**THE TASK**. Express the rows as a Markdown table with the columns Entry and Row text, starting with the row that contains "svg-text:卫星: 卫星 (743, 540, 769, 555)" and going on through the last row. Number each row and leave out blank lines.

**PROVIDED ENTRIES**.

____

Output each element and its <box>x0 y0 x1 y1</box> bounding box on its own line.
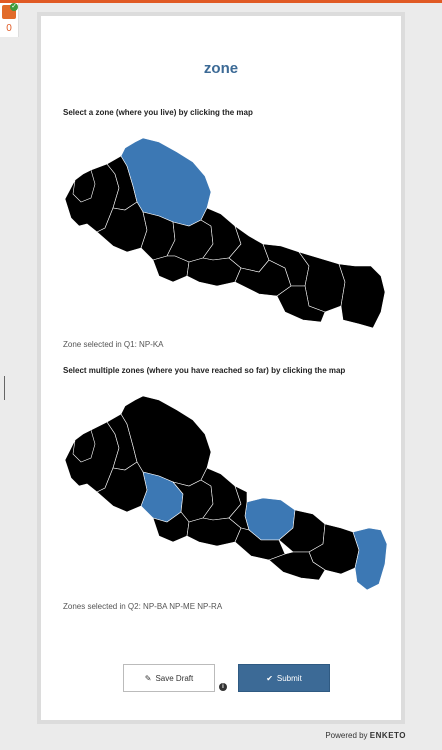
queued-count: 0 <box>6 23 12 34</box>
app-logo-icon: ✓ <box>2 3 18 19</box>
zone-narayani[interactable] <box>186 257 242 287</box>
check-badge-icon: ✓ <box>10 3 18 11</box>
question-1-label: Select a zone (where you live) by clicki… <box>63 108 253 117</box>
form-title: zone <box>203 60 239 77</box>
zone-mechi[interactable] <box>338 263 386 329</box>
powered-by-footer[interactable]: Powered by ENKETO <box>325 731 406 740</box>
zone-map-q1[interactable] <box>63 136 391 331</box>
check-icon: ✔ <box>266 673 273 683</box>
save-draft-label: Save Draft <box>155 673 194 683</box>
form-status-widget[interactable]: ✓ 0 <box>0 3 19 37</box>
powered-by-text: Powered by <box>325 731 368 740</box>
enketo-brand: ENKETO <box>369 731 406 740</box>
zone-narayani[interactable] <box>186 517 242 547</box>
submit-label: Submit <box>276 673 302 683</box>
top-accent-bar <box>0 0 442 3</box>
side-marker <box>4 376 7 400</box>
info-icon[interactable]: i <box>219 683 227 691</box>
save-draft-button[interactable]: ✎ Save Draft <box>123 664 215 692</box>
zone-map-q2[interactable] <box>63 394 391 594</box>
form-panel: zone Select a zone (where you live) by c… <box>37 12 405 724</box>
submit-button[interactable]: ✔ Submit <box>238 664 330 692</box>
question-2-label: Select multiple zones (where you have re… <box>63 366 346 375</box>
question-1-result: Zone selected in Q1: NP-KA <box>63 340 164 349</box>
question-2-result: Zones selected in Q2: NP-BA NP-ME NP-RA <box>63 602 223 611</box>
zone-me[interactable] <box>352 527 388 591</box>
pencil-icon: ✎ <box>144 673 152 683</box>
zone-lumbini[interactable] <box>152 255 190 283</box>
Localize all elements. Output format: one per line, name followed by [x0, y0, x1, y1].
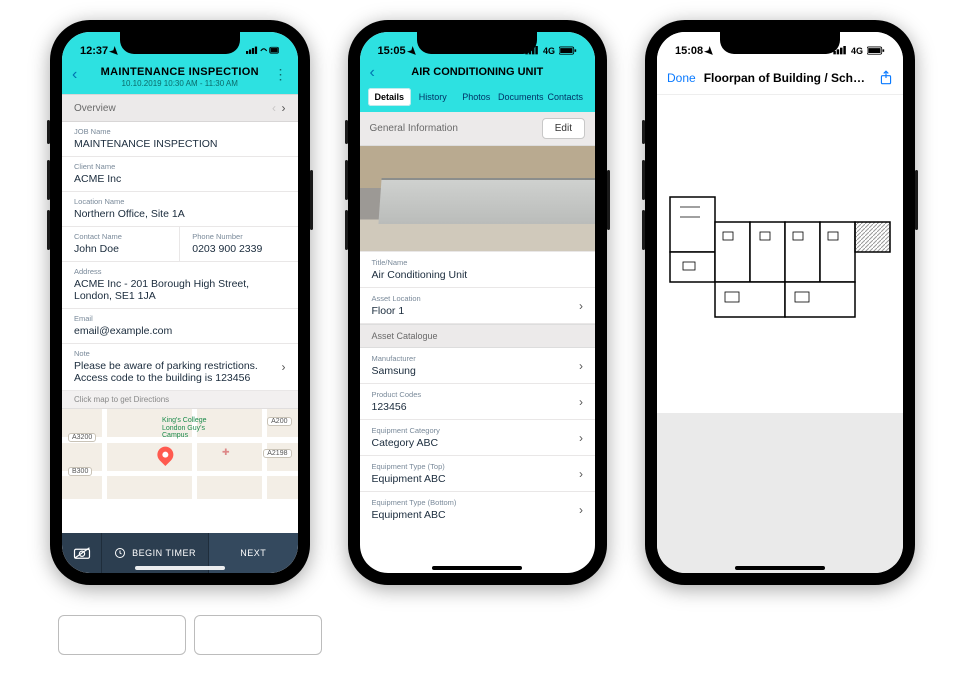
map-pin-icon — [154, 443, 177, 466]
home-indicator[interactable] — [432, 566, 522, 570]
edit-button[interactable]: Edit — [542, 118, 585, 139]
field-equipment-type-bottom[interactable]: Equipment Type (Bottom) Equipment ABC › — [360, 492, 596, 527]
field-job-name: JOB Name MAINTENANCE INSPECTION — [62, 122, 298, 157]
tab-history[interactable]: History — [411, 88, 455, 106]
header-subtitle: 10.10.2019 10:30 AM - 11:30 AM — [62, 79, 298, 88]
floorplan-image — [665, 192, 895, 322]
tab-details[interactable]: Details — [368, 88, 412, 106]
field-location-name: Location Name Northern Office, Site 1A — [62, 192, 298, 227]
map-poi-hospital: ✚ — [222, 447, 230, 458]
map-preview[interactable]: A3200 B300 A200 A2198 King's College Lon… — [62, 409, 298, 499]
phone-asset-detail: 15:05➤ 4G ‹ AIR CONDITIONING UNIT Detail… — [348, 20, 608, 585]
field-title-name: Title/Name Air Conditioning Unit — [360, 251, 596, 288]
more-menu-icon[interactable]: ⋮ — [274, 66, 288, 83]
tab-documents[interactable]: Documents — [498, 88, 544, 106]
chevron-right-icon: › — [579, 299, 583, 313]
section-asset-catalogue: Asset Catalogue — [360, 324, 596, 348]
map-poi-college: King's College London Guy's Campus — [162, 417, 222, 440]
network-label: 4G — [851, 46, 863, 56]
header-title: MAINTENANCE INSPECTION — [62, 66, 298, 78]
share-icon[interactable] — [879, 70, 893, 86]
field-phone-number: Phone Number 0203 900 2339 — [180, 227, 297, 262]
app-store-badge[interactable] — [58, 615, 186, 655]
chevron-right-icon: › — [579, 395, 583, 409]
done-button[interactable]: Done — [667, 71, 696, 85]
general-info-label: General Information — [370, 123, 458, 134]
field-contact-name: Contact Name John Doe — [62, 227, 180, 262]
store-badges — [58, 615, 322, 655]
screen-header: ‹ AIR CONDITIONING UNIT — [360, 64, 596, 84]
next-label: NEXT — [240, 548, 266, 558]
road-tag: A200 — [267, 417, 291, 426]
chevron-right-icon: › — [282, 360, 286, 374]
back-chevron-icon[interactable]: ‹ — [72, 66, 77, 84]
road-tag: B300 — [68, 467, 92, 476]
field-address: Address ACME Inc - 201 Borough High Stre… — [62, 262, 298, 309]
field-equipment-category[interactable]: Equipment Category Category ABC › — [360, 420, 596, 456]
overview-row[interactable]: Overview ‹ › — [62, 94, 298, 122]
header-title: AIR CONDITIONING UNIT — [360, 66, 596, 78]
document-title: Floorpan of Building / Schematic... — [704, 71, 871, 85]
phone-floorplan: 15:08➤ 4G Done Floorpan of Building / Sc… — [645, 20, 915, 585]
home-indicator[interactable] — [735, 566, 825, 570]
status-time: 15:05 — [378, 45, 406, 57]
screen-header: ‹ MAINTENANCE INSPECTION 10.10.2019 10:3… — [62, 64, 298, 94]
chevron-right-icon: › — [282, 101, 286, 115]
field-note[interactable]: Note Please be aware of parking restrict… — [62, 344, 298, 391]
document-tray — [657, 413, 903, 573]
location-services-icon: ➤ — [702, 43, 718, 59]
road-tag: A2198 — [263, 449, 291, 458]
field-asset-location[interactable]: Asset Location Floor 1 › — [360, 288, 596, 324]
camera-disabled-button[interactable] — [62, 533, 102, 573]
status-indicators — [246, 46, 280, 56]
begin-timer-label: BEGIN TIMER — [132, 548, 196, 558]
field-manufacturer[interactable]: Manufacturer Samsung › — [360, 348, 596, 384]
chevron-right-icon: › — [579, 359, 583, 373]
tab-photos[interactable]: Photos — [455, 88, 499, 106]
field-client-name: Client Name ACME Inc — [62, 157, 298, 192]
home-indicator[interactable] — [135, 566, 225, 570]
back-chevron-icon[interactable]: ‹ — [370, 64, 375, 82]
chevron-right-icon: › — [579, 503, 583, 517]
overview-label: Overview — [74, 103, 116, 114]
chevron-left-icon: ‹ — [272, 101, 276, 115]
field-product-codes[interactable]: Product Codes 123456 › — [360, 384, 596, 420]
status-time: 15:08 — [675, 45, 703, 57]
general-info-row: General Information Edit — [360, 112, 596, 146]
road-tag: A3200 — [68, 433, 96, 442]
tab-bar: Details History Photos Documents Contact… — [360, 84, 596, 112]
field-email: Email email@example.com — [62, 309, 298, 344]
document-header: Done Floorpan of Building / Schematic... — [657, 64, 903, 95]
chevron-right-icon: › — [579, 431, 583, 445]
network-label: 4G — [543, 46, 555, 56]
phone-maintenance: 12:37➤ ‹ MAINTENANCE INSPECTION 10.10.20… — [50, 20, 310, 585]
tab-contacts[interactable]: Contacts — [544, 88, 588, 106]
floorplan-viewer[interactable] — [657, 182, 903, 332]
status-indicators: 4G — [833, 46, 885, 56]
asset-photo[interactable] — [360, 146, 596, 251]
google-play-badge[interactable] — [194, 615, 322, 655]
chevron-right-icon: › — [579, 467, 583, 481]
map-hint: Click map to get Directions — [62, 391, 298, 409]
status-time: 12:37 — [80, 45, 108, 57]
field-equipment-type-top[interactable]: Equipment Type (Top) Equipment ABC › — [360, 456, 596, 492]
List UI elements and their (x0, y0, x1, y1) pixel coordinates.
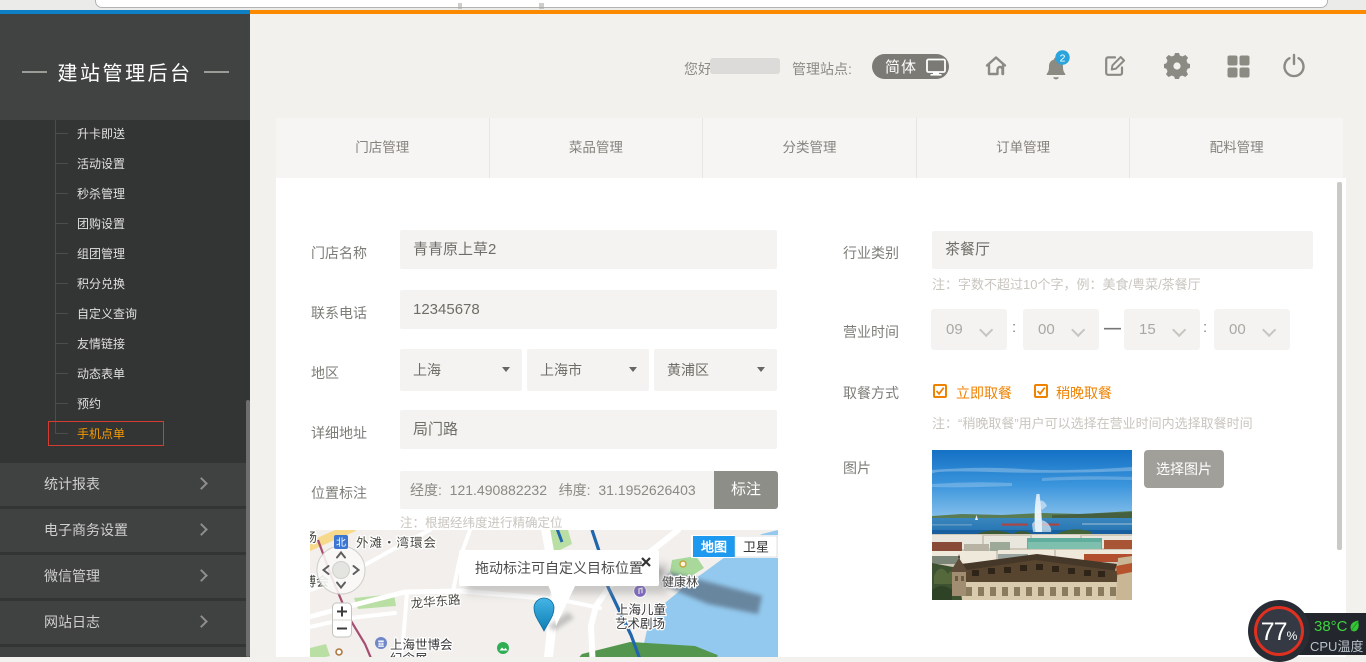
svg-text:卫星: 卫星 (743, 540, 769, 555)
svg-text:艺术剧场: 艺术剧场 (615, 617, 665, 631)
svg-text:2: 2 (1060, 52, 1066, 64)
svg-text:拖动标注可自定义目标位置: 拖动标注可自定义目标位置 (475, 560, 643, 576)
svg-text:上海世博会: 上海世博会 (390, 637, 453, 652)
svg-text:外滩・湾環会: 外滩・湾環会 (356, 535, 437, 550)
svg-text:场: 场 (310, 530, 317, 545)
svg-text:地图: 地图 (701, 540, 727, 555)
svg-text:上海儿童: 上海儿童 (616, 602, 666, 617)
svg-text:纪念展: 纪念展 (390, 651, 428, 657)
svg-text:北: 北 (336, 537, 346, 549)
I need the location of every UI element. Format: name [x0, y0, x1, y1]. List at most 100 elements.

____

**COMPLETED EXERCISE**.
| Entry | Row text |
|---|---|
| 1 | svg-text:卫星: 卫星 (743, 540, 769, 555) |
| 2 | svg-text:艺术剧场: 艺术剧场 (615, 617, 665, 631) |
| 3 | svg-text:2: 2 (1060, 52, 1066, 64) |
| 4 | svg-text:拖动标注可自定义目标位置: 拖动标注可自定义目标位置 (475, 560, 643, 576) |
| 5 | svg-text:上海世博会: 上海世博会 (390, 637, 453, 652) |
| 6 | svg-text:外滩・湾環会: 外滩・湾環会 (356, 535, 437, 550) |
| 7 | svg-text:场: 场 (310, 530, 317, 545) |
| 8 | svg-text:地图: 地图 (701, 540, 727, 555) |
| 9 | svg-text:上海儿童: 上海儿童 (616, 602, 666, 617) |
| 10 | svg-text:纪念展: 纪念展 (390, 651, 428, 657) |
| 11 | svg-text:北: 北 (336, 537, 346, 549) |
| 12 | I need the location of every UI element. Format: name [x0, y0, x1, y1]. List at most 100 elements. |